[Data excerpts]
------------------------------
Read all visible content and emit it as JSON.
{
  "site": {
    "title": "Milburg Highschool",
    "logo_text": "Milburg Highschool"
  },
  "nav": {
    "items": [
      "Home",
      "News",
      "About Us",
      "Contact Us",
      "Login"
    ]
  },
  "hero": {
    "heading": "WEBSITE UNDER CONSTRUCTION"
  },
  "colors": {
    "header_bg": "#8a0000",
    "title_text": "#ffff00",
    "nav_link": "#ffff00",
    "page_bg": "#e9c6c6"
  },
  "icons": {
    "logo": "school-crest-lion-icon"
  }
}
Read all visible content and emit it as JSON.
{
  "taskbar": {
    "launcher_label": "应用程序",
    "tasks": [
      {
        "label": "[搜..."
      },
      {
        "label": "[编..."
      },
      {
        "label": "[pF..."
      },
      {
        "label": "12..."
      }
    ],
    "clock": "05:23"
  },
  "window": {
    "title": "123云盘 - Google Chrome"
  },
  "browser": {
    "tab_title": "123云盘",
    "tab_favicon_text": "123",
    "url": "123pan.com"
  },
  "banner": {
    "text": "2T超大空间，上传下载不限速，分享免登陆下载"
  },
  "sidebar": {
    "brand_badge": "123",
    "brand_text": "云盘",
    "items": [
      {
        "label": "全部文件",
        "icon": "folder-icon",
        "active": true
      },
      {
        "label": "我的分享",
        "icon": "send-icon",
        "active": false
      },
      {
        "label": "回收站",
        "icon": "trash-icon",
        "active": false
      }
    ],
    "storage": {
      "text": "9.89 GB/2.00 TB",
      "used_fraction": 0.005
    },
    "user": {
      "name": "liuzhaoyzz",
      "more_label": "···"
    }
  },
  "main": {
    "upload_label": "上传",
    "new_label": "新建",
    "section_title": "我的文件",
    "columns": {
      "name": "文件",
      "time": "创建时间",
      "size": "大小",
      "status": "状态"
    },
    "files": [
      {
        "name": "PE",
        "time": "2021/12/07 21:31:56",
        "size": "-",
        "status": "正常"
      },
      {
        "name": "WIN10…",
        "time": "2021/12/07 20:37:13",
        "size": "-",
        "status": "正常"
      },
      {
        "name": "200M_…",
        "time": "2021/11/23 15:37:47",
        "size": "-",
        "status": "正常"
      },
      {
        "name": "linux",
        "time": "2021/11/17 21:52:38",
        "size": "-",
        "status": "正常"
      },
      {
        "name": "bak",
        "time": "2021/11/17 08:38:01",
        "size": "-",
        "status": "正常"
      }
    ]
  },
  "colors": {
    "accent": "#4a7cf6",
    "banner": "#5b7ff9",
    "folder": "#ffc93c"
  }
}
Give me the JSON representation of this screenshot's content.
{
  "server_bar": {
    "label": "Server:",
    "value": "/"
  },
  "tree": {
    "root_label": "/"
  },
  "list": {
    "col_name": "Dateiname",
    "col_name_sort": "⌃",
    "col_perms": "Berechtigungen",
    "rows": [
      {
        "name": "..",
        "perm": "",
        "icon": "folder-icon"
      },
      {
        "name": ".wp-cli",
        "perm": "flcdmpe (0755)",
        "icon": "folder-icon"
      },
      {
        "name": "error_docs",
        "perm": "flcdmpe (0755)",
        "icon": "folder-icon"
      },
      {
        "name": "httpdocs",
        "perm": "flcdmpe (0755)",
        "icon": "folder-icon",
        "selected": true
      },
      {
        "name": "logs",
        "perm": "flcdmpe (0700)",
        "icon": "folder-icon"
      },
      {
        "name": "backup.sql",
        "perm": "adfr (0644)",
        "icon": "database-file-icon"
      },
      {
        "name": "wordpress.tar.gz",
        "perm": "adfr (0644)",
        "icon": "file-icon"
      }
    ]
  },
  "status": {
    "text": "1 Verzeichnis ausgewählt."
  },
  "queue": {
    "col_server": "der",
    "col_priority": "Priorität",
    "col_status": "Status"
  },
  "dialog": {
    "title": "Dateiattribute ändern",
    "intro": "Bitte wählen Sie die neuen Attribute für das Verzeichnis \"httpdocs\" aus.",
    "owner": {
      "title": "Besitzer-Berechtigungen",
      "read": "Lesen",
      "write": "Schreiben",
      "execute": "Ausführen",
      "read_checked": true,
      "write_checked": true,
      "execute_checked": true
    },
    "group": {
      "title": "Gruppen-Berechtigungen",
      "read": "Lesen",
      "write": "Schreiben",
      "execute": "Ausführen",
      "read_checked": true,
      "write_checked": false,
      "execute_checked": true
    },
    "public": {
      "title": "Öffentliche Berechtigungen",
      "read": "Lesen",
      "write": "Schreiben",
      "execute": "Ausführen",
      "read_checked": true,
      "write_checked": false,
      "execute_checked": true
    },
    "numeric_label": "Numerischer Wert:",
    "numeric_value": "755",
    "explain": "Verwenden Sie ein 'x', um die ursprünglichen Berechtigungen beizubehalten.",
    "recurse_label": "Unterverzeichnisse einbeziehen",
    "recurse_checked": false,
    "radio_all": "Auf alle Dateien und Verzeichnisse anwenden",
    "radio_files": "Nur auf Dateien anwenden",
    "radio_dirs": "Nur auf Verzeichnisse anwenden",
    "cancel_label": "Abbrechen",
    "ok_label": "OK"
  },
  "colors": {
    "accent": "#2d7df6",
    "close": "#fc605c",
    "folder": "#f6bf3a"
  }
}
------------------------------
→ **Aim of the task**: Show every line of the listing in which the string "time" can be found.

→ **Solution**:
      "time": "创建时间",
        "time": "2021/12/07 21:31:56",
        "time": "2021/12/07 20:37:13",
        "time": "2021/11/23 15:37:47",
        "time": "2021/11/17 21:52:38",
        "time": "2021/11/17 08:38:01",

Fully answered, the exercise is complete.